### The problem
Write the data out again, exactly as given.

### Records for the task
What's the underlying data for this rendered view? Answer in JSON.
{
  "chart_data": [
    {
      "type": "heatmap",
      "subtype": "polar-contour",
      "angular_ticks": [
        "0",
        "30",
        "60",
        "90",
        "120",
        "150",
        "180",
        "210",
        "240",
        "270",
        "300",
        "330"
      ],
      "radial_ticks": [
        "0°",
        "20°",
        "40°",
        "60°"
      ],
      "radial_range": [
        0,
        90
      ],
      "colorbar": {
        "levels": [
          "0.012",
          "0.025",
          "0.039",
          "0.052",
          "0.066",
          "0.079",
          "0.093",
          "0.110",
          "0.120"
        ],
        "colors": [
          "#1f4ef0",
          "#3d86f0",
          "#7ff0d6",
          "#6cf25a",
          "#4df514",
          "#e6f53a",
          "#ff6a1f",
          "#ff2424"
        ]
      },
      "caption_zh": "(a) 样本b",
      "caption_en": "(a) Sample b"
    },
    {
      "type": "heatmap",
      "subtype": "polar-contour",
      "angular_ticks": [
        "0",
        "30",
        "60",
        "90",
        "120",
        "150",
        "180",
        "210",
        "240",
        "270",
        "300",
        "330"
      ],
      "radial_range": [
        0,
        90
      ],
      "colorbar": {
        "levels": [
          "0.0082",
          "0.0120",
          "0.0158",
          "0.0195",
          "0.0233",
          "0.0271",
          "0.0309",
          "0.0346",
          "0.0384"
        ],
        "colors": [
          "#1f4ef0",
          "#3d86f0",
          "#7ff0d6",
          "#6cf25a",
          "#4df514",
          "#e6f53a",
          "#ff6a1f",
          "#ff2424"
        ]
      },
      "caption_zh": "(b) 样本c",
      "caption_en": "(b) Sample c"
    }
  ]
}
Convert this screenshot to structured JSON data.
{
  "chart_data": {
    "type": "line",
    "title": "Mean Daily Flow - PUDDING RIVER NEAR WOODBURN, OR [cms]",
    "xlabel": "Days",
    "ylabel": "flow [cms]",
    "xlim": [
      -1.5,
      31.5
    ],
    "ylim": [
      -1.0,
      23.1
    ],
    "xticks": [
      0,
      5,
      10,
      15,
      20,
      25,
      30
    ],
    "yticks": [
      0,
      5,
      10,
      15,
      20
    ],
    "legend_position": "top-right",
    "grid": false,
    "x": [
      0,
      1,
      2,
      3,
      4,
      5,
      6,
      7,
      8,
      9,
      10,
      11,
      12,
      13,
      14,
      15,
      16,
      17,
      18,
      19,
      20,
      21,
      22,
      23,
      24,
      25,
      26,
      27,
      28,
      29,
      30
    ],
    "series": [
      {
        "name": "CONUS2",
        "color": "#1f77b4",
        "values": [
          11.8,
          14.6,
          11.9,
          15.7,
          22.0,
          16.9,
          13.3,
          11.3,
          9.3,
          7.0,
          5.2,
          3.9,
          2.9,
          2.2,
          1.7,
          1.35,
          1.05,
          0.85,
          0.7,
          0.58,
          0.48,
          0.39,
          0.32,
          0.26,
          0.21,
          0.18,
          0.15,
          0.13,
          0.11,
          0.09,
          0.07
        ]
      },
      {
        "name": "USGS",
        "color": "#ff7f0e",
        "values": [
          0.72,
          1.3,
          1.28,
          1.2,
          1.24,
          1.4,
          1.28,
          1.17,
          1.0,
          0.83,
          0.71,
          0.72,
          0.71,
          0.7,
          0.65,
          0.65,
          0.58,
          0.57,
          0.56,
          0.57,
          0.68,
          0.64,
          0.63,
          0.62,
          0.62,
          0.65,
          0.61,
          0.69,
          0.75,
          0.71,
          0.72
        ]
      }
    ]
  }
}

### Output
What's the underlying data for this rendered view? Answer in JSON.
{
  "chart_data": [
    {
      "type": "heatmap",
      "subtype": "polar-contour",
      "angular_ticks": [
        "0",
        "30",
        "60",
        "90",
        "120",
        "150",
        "180",
        "210",
        "240",
        "270",
        "300",
        "330"
      ],
      "radial_ticks": [
        "0°",
        "20°",
        "40°",
        "60°"
      ],
      "radial_range": [
        0,
        90
      ],
      "colorbar": {
        "levels": [
          "0.012",
          "0.025",
          "0.039",
          "0.052",
          "0.066",
          "0.079",
          "0.093",
          "0.110",
          "0.120"
        ],
        "colors": [
          "#1f4ef0",
          "#3d86f0",
          "#7ff0d6",
          "#6cf25a",
          "#4df514",
          "#e6f53a",
          "#ff6a1f",
          "#ff2424"
        ]
      },
      "caption_zh": "(a) 样本b",
      "caption_en": "(a) Sample b"
    },
    {
      "type": "heatmap",
      "subtype": "polar-contour",
      "angular_ticks": [
        "0",
        "30",
        "60",
        "90",
        "120",
        "150",
        "180",
        "210",
        "240",
        "270",
        "300",
        "330"
      ],
      "radial_range": [
        0,
        90
      ],
      "colorbar": {
        "levels": [
          "0.0082",
          "0.0120",
          "0.0158",
          "0.0195",
          "0.0233",
          "0.0271",
          "0.0309",
          "0.0346",
          "0.0384"
        ],
        "colors": [
          "#1f4ef0",
          "#3d86f0",
          "#7ff0d6",
          "#6cf25a",
          "#4df514",
          "#e6f53a",
          "#ff6a1f",
          "#ff2424"
        ]
      },
      "caption_zh": "(b) 样本c",
      "caption_en": "(b) Sample c"
    }
  ]
}
Convert this screenshot to structured JSON data.
{
  "chart_data": {
    "type": "line",
    "title": "Mean Daily Flow - PUDDING RIVER NEAR WOODBURN, OR [cms]",
    "xlabel": "Days",
    "ylabel": "flow [cms]",
    "xlim": [
      -1.5,
      31.5
    ],
    "ylim": [
      -1.0,
      23.1
    ],
    "xticks": [
      0,
      5,
      10,
      15,
      20,
      25,
      30
    ],
    "yticks": [
      0,
      5,
      10,
      15,
      20
    ],
    "legend_position": "top-right",
    "grid": false,
    "x": [
      0,
      1,
      2,
      3,
      4,
      5,
      6,
      7,
      8,
      9,
      10,
      11,
      12,
      13,
      14,
      15,
      16,
      17,
      18,
      19,
      20,
      21,
      22,
      23,
      24,
      25,
      26,
      27,
      28,
      29,
      30
    ],
    "series": [
      {
        "name": "CONUS2",
        "color": "#1f77b4",
        "values": [
          11.8,
          14.6,
          11.9,
          15.7,
          22.0,
          16.9,
          13.3,
          11.3,
          9.3,
          7.0,
          5.2,
          3.9,
          2.9,
          2.2,
          1.7,
          1.35,
          1.05,
          0.85,
          0.7,
          0.58,
          0.48,
          0.39,
          0.32,
          0.26,
          0.21,
          0.18,
          0.15,
          0.13,
          0.11,
          0.09,
          0.07
        ]
      },
      {
        "name": "USGS",
        "color": "#ff7f0e",
        "values": [
          0.72,
          1.3,
          1.28,
          1.2,
          1.24,
          1.4,
          1.28,
          1.17,
          1.0,
          0.83,
          0.71,
          0.72,
          0.71,
          0.7,
          0.65,
          0.65,
          0.58,
          0.57,
          0.56,
          0.57,
          0.68,
          0.64,
          0.63,
          0.62,
          0.62,
          0.65,
          0.61,
          0.69,
          0.75,
          0.71,
          0.72
        ]
      }
    ]
  }
}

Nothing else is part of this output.